Exercise description: Repeat every entry in the listing below, exactly.

Entries:

************

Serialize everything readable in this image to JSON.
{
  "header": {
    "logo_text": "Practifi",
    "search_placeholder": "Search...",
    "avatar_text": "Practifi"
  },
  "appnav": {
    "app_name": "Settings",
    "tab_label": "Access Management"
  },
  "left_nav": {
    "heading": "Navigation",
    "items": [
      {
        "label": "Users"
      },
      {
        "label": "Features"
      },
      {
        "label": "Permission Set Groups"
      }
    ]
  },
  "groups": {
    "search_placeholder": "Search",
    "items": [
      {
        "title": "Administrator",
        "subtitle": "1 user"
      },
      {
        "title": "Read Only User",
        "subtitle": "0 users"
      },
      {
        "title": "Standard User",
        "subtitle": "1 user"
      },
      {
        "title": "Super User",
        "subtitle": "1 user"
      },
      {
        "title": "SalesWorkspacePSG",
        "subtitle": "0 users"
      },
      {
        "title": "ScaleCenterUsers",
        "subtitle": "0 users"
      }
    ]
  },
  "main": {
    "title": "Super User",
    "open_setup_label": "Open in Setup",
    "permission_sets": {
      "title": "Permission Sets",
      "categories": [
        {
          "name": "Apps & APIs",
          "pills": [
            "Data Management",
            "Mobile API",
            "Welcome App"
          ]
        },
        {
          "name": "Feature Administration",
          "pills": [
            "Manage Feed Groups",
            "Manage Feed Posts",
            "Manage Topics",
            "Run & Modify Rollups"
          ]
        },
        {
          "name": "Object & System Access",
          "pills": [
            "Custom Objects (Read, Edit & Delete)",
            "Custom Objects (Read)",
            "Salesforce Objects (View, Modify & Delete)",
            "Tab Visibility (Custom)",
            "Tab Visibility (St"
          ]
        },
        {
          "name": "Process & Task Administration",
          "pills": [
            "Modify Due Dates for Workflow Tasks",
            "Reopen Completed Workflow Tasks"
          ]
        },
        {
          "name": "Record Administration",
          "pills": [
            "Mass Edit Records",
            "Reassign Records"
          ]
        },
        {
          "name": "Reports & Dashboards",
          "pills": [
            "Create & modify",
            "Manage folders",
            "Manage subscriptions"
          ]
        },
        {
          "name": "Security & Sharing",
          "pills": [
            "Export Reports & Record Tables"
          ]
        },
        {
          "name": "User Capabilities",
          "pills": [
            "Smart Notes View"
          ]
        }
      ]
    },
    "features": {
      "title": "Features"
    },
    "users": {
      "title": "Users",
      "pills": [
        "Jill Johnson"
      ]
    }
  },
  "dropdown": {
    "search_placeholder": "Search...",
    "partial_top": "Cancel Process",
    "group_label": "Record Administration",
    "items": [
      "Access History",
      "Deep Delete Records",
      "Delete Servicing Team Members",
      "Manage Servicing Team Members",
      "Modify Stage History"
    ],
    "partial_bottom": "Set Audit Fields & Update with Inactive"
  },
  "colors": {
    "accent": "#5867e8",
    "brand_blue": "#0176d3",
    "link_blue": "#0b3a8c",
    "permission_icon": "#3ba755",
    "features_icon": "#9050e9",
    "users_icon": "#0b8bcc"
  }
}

************

Answer to this problem:
Serialize everything readable in this image to JSON.
{
  "header": {
    "logo_text": "Practifi",
    "search_placeholder": "Search...",
    "avatar_text": "Practifi"
  },
  "appnav": {
    "app_name": "Settings",
    "tab_label": "Access Management"
  },
  "left_nav": {
    "heading": "Navigation",
    "items": [
      {
        "label": "Users"
      },
      {
        "label": "Features"
      },
      {
        "label": "Permission Set Groups"
      }
    ]
  },
  "groups": {
    "search_placeholder": "Search",
    "items": [
      {
        "title": "Administrator",
        "subtitle": "1 user"
      },
      {
        "title": "Read Only User",
        "subtitle": "0 users"
      },
      {
        "title": "Standard User",
        "subtitle": "1 user"
      },
      {
        "title": "Super User",
        "subtitle": "1 user"
      },
      {
        "title": "SalesWorkspacePSG",
        "subtitle": "0 users"
      },
      {
        "title": "ScaleCenterUsers",
        "subtitle": "0 users"
      }
    ]
  },
  "main": {
    "title": "Super User",
    "open_setup_label": "Open in Setup",
    "permission_sets": {
      "title": "Permission Sets",
      "categories": [
        {
          "name": "Apps & APIs",
          "pills": [
            "Data Management",
            "Mobile API",
            "Welcome App"
          ]
        },
        {
          "name": "Feature Administration",
          "pills": [
            "Manage Feed Groups",
            "Manage Feed Posts",
            "Manage Topics",
            "Run & Modify Rollups"
          ]
        },
        {
          "name": "Object & System Access",
          "pills": [
            "Custom Objects (Read, Edit & Delete)",
            "Custom Objects (Read)",
            "Salesforce Objects (View, Modify & Delete)",
            "Tab Visibility (Custom)",
            "Tab Visibility (St"
          ]
        },
        {
          "name": "Process & Task Administration",
          "pills": [
            "Modify Due Dates for Workflow Tasks",
            "Reopen Completed Workflow Tasks"
          ]
        },
        {
          "name": "Record Administration",
          "pills": [
            "Mass Edit Records",
            "Reassign Records"
          ]
        },
        {
          "name": "Reports & Dashboards",
          "pills": [
            "Create & modify",
            "Manage folders",
            "Manage subscriptions"
          ]
        },
        {
          "name": "Security & Sharing",
          "pills": [
            "Export Reports & Record Tables"
          ]
        },
        {
          "name": "User Capabilities",
          "pills": [
            "Smart Notes View"
          ]
        }
      ]
    },
    "features": {
      "title": "Features"
    },
    "users": {
      "title": "Users",
      "pills": [
        "Jill Johnson"
      ]
    }
  },
  "dropdown": {
    "search_placeholder": "Search...",
    "partial_top": "Cancel Process",
    "group_label": "Record Administration",
    "items": [
      "Access History",
      "Deep Delete Records",
      "Delete Servicing Team Members",
      "Manage Servicing Team Members",
      "Modify Stage History"
    ],
    "partial_bottom": "Set Audit Fields & Update with Inactive"
  },
  "colors": {
    "accent": "#5867e8",
    "brand_blue": "#0176d3",
    "link_blue": "#0b3a8c",
    "permission_icon": "#3ba755",
    "features_icon": "#9050e9",
    "users_icon": "#0b8bcc"
  }
}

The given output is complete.